Work instructions - Of all the lines in the records, how many hold the word "Monthly"? Answer with the number only.
——————
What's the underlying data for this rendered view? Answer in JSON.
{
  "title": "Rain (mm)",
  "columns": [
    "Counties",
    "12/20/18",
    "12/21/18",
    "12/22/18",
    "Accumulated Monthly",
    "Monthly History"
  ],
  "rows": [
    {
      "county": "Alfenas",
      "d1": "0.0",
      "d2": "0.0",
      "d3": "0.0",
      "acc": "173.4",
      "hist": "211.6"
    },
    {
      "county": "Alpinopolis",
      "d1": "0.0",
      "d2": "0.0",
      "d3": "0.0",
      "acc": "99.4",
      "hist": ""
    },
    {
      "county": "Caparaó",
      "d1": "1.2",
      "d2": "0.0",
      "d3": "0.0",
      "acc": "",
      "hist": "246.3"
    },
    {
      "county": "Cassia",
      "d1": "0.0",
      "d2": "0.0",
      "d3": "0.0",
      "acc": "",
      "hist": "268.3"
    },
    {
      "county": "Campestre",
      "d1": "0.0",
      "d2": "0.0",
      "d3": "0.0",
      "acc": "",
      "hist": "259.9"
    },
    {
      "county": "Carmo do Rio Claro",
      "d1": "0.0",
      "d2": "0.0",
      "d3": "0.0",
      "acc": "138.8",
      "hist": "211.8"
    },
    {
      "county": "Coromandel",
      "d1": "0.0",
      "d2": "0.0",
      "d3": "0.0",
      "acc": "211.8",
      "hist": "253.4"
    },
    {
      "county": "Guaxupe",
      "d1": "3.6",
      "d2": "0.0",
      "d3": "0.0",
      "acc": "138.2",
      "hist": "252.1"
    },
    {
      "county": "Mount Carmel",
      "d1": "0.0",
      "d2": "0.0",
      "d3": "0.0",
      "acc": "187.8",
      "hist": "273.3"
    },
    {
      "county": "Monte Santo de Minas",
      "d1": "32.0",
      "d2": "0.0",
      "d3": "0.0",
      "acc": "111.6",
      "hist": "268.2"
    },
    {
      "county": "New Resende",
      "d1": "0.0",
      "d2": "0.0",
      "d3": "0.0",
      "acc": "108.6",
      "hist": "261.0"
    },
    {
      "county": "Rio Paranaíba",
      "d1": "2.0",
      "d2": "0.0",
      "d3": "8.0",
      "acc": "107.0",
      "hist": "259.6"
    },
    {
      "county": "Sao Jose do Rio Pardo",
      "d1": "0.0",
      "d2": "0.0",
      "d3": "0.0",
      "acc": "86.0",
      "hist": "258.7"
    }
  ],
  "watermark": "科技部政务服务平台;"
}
——————
Answer for the task - 2